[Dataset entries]
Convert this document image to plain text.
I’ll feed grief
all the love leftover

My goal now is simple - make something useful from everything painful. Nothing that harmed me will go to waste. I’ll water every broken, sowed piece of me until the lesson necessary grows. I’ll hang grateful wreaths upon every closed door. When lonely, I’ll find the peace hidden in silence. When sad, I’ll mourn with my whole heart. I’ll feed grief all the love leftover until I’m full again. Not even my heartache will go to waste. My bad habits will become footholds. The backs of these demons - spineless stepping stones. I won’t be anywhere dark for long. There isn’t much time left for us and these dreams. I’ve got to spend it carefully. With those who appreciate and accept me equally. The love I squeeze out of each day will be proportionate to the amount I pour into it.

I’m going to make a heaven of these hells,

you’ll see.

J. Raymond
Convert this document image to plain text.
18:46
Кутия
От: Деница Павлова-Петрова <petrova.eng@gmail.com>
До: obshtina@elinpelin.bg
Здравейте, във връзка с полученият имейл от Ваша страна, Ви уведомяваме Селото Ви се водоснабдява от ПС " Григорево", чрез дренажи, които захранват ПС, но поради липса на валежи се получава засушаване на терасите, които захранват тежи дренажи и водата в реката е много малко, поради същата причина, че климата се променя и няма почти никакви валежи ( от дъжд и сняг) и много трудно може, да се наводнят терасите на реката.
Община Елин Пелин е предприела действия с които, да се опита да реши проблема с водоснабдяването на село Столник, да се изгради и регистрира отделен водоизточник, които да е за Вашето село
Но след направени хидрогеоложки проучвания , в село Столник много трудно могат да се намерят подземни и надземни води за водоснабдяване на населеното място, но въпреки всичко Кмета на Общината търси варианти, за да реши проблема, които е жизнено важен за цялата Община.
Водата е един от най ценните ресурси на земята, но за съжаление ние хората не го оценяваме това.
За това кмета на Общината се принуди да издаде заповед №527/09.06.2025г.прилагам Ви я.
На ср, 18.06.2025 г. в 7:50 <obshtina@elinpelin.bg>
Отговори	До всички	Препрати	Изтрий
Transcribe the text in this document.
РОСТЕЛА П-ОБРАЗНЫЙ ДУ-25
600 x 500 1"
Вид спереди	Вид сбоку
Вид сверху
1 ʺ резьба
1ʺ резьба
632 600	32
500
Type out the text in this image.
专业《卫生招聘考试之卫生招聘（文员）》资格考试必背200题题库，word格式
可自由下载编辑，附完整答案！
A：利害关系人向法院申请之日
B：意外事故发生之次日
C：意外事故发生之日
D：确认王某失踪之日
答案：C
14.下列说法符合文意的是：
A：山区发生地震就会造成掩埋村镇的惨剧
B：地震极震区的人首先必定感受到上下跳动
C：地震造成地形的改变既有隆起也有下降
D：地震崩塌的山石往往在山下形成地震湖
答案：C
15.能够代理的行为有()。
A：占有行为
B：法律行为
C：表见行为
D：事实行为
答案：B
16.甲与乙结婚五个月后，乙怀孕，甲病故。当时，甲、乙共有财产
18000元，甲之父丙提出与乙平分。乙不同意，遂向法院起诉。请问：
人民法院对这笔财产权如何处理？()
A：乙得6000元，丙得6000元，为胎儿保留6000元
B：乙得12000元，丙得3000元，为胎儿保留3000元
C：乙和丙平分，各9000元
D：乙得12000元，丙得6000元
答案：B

[What is being asked]:
Print all of the entries exactly as they appear.

[Solution to the exercise]:
Convert this document image to plain text.
I’ll feed grief
all the love leftover

My goal now is simple - make something useful from everything painful. Nothing that harmed me will go to waste. I’ll water every broken, sowed piece of me until the lesson necessary grows. I’ll hang grateful wreaths upon every closed door. When lonely, I’ll find the peace hidden in silence. When sad, I’ll mourn with my whole heart. I’ll feed grief all the love leftover until I’m full again. Not even my heartache will go to waste. My bad habits will become footholds. The backs of these demons - spineless stepping stones. I won’t be anywhere dark for long. There isn’t much time left for us and these dreams. I’ve got to spend it carefully. With those who appreciate and accept me equally. The love I squeeze out of each day will be proportionate to the amount I pour into it.

I’m going to make a heaven of these hells,

you’ll see.

J. Raymond
Convert this document image to plain text.
18:46
Кутия
От: Деница Павлова-Петрова <petrova.eng@gmail.com>
До: obshtina@elinpelin.bg
Здравейте, във връзка с полученият имейл от Ваша страна, Ви уведомяваме Селото Ви се водоснабдява от ПС " Григорево", чрез дренажи, които захранват ПС, но поради липса на валежи се получава засушаване на терасите, които захранват тежи дренажи и водата в реката е много малко, поради същата причина, че климата се променя и няма почти никакви валежи ( от дъжд и сняг) и много трудно може, да се наводнят терасите на реката.
Община Елин Пелин е предприела действия с които, да се опита да реши проблема с водоснабдяването на село Столник, да се изгради и регистрира отделен водоизточник, които да е за Вашето село
Но след направени хидрогеоложки проучвания , в село Столник много трудно могат да се намерят подземни и надземни води за водоснабдяване на населеното място, но въпреки всичко Кмета на Общината търси варианти, за да реши проблема, които е жизнено важен за цялата Община.
Водата е един от най ценните ресурси на земята, но за съжаление ние хората не го оценяваме това.
За това кмета на Общината се принуди да издаде заповед №527/09.06.2025г.прилагам Ви я.
На ср, 18.06.2025 г. в 7:50 <obshtina@elinpelin.bg>
Отговори	До всички	Препрати	Изтрий
Transcribe the text in this document.
РОСТЕЛА П-ОБРАЗНЫЙ ДУ-25
600 x 500 1"
Вид спереди	Вид сбоку
Вид сверху
1 ʺ резьба
1ʺ резьба
632 600	32
500
Type out the text in this image.
专业《卫生招聘考试之卫生招聘（文员）》资格考试必背200题题库，word格式
可自由下载编辑，附完整答案！
A：利害关系人向法院申请之日
B：意外事故发生之次日
C：意外事故发生之日
D：确认王某失踪之日
答案：C
14.下列说法符合文意的是：
A：山区发生地震就会造成掩埋村镇的惨剧
B：地震极震区的人首先必定感受到上下跳动
C：地震造成地形的改变既有隆起也有下降
D：地震崩塌的山石往往在山下形成地震湖
答案：C
15.能够代理的行为有()。
A：占有行为
B：法律行为
C：表见行为
D：事实行为
答案：B
16.甲与乙结婚五个月后，乙怀孕，甲病故。当时，甲、乙共有财产
18000元，甲之父丙提出与乙平分。乙不同意，遂向法院起诉。请问：
人民法院对这笔财产权如何处理？()
A：乙得6000元，丙得6000元，为胎儿保留6000元
B：乙得12000元，丙得3000元，为胎儿保留3000元
C：乙和丙平分，各9000元
D：乙得12000元，丙得6000元
答案：B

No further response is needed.